▶ [What the task requires]:
Copy the listing below word for word, starting at its first line and stopping after the line that contains "map-label-thermo: Thermo: [781, 512, 818, 523]".

--- BEGIN Provided records ---

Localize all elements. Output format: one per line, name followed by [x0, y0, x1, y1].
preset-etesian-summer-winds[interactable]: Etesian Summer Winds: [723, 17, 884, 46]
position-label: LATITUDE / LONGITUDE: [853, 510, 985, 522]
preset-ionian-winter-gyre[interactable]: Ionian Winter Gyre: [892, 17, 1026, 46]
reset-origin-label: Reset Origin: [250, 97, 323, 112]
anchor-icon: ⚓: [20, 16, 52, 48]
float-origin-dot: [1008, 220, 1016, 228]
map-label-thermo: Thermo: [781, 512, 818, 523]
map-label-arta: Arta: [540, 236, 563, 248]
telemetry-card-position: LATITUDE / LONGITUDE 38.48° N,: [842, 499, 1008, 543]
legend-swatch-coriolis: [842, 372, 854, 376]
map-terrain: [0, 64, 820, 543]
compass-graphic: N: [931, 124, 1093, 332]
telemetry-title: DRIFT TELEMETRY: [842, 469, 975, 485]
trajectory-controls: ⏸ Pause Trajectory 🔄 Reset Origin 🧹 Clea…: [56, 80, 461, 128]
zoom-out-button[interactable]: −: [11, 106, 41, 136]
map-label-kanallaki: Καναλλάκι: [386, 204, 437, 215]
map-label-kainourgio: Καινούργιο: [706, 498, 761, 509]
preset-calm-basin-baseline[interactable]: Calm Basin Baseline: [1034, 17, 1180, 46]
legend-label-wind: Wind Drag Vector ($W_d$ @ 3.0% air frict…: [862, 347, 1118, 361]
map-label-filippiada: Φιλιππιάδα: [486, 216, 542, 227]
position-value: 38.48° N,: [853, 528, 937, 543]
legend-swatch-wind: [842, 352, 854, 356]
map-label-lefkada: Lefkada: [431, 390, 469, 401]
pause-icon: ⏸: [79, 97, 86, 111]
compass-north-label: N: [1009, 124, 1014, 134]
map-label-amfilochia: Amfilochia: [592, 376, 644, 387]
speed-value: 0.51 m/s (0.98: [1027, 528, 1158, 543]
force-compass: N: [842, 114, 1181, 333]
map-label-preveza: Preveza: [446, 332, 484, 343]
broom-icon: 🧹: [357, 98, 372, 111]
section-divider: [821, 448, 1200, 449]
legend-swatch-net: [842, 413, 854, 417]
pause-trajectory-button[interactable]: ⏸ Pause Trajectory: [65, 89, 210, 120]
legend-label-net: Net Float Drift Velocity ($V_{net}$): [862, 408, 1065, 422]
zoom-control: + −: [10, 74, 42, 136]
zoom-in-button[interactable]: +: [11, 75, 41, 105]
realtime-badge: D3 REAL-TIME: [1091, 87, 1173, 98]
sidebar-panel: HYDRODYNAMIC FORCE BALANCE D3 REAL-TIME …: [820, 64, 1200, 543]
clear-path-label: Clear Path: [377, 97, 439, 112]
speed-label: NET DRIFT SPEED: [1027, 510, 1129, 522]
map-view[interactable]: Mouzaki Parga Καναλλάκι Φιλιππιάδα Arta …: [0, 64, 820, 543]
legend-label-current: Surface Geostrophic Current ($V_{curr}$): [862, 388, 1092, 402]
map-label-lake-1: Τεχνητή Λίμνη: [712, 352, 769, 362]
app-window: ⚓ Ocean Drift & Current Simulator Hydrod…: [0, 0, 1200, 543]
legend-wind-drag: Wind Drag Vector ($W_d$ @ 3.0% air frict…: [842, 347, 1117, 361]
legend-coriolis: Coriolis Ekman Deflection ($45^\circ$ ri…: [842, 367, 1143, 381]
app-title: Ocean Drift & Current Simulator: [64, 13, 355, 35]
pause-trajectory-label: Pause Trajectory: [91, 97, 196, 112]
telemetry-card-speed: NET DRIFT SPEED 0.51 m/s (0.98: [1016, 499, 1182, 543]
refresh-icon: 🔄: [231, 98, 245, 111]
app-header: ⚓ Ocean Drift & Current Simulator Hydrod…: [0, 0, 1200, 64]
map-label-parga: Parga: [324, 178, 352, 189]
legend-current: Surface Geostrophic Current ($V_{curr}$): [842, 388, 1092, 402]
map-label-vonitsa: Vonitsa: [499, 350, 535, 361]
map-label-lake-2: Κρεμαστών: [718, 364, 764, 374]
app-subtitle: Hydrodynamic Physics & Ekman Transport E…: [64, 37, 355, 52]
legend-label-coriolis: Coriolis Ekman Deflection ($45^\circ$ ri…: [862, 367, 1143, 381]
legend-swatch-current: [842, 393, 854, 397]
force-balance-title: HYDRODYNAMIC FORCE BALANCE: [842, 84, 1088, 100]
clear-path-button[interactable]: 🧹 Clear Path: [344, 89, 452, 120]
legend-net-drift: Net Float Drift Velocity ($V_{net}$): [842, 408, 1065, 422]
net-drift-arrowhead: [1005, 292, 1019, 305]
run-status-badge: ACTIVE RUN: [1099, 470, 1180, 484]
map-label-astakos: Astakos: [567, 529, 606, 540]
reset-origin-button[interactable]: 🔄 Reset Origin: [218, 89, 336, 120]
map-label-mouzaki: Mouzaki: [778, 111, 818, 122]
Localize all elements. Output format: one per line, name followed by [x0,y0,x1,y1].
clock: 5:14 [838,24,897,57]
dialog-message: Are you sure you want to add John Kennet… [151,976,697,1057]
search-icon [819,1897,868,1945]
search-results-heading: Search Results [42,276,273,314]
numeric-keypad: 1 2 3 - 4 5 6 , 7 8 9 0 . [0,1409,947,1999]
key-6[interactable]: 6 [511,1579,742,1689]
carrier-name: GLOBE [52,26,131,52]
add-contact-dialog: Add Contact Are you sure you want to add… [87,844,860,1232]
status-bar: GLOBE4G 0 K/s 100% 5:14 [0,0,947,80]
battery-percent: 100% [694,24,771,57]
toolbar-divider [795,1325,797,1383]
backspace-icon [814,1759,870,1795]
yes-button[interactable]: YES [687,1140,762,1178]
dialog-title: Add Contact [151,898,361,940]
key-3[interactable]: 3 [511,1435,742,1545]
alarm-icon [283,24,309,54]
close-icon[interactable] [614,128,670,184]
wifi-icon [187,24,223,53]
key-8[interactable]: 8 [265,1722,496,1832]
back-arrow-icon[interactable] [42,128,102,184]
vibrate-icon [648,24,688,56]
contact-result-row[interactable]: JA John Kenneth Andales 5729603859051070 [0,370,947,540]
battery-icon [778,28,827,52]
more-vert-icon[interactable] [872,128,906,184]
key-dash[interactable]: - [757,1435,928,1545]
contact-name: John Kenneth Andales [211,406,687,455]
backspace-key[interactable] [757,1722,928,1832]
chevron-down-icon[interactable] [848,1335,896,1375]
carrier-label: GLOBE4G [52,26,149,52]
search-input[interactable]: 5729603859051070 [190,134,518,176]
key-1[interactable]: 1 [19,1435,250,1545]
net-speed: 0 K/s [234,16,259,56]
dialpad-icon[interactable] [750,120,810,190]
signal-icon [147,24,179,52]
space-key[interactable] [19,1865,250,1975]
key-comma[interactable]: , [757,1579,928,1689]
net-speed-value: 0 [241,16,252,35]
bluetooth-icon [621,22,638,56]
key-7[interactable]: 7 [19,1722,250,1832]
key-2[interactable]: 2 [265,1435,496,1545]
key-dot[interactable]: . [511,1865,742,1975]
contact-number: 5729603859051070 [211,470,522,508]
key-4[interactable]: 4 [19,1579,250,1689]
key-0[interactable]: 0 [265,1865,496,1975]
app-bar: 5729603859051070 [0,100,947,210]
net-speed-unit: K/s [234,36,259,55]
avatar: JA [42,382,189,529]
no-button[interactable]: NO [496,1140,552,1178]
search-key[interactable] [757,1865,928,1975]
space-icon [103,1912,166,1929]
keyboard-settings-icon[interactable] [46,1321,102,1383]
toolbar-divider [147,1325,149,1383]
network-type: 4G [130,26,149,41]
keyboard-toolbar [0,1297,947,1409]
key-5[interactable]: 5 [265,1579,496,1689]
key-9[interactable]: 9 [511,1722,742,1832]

--- END Provided records ---

▶ [Result for this exercise]:
Localize all elements. Output format: one per line, name followed by [x0, y0, x1, y1].
preset-etesian-summer-winds[interactable]: Etesian Summer Winds: [723, 17, 884, 46]
position-label: LATITUDE / LONGITUDE: [853, 510, 985, 522]
preset-ionian-winter-gyre[interactable]: Ionian Winter Gyre: [892, 17, 1026, 46]
reset-origin-label: Reset Origin: [250, 97, 323, 112]
anchor-icon: ⚓: [20, 16, 52, 48]
float-origin-dot: [1008, 220, 1016, 228]
map-label-thermo: Thermo: [781, 512, 818, 523]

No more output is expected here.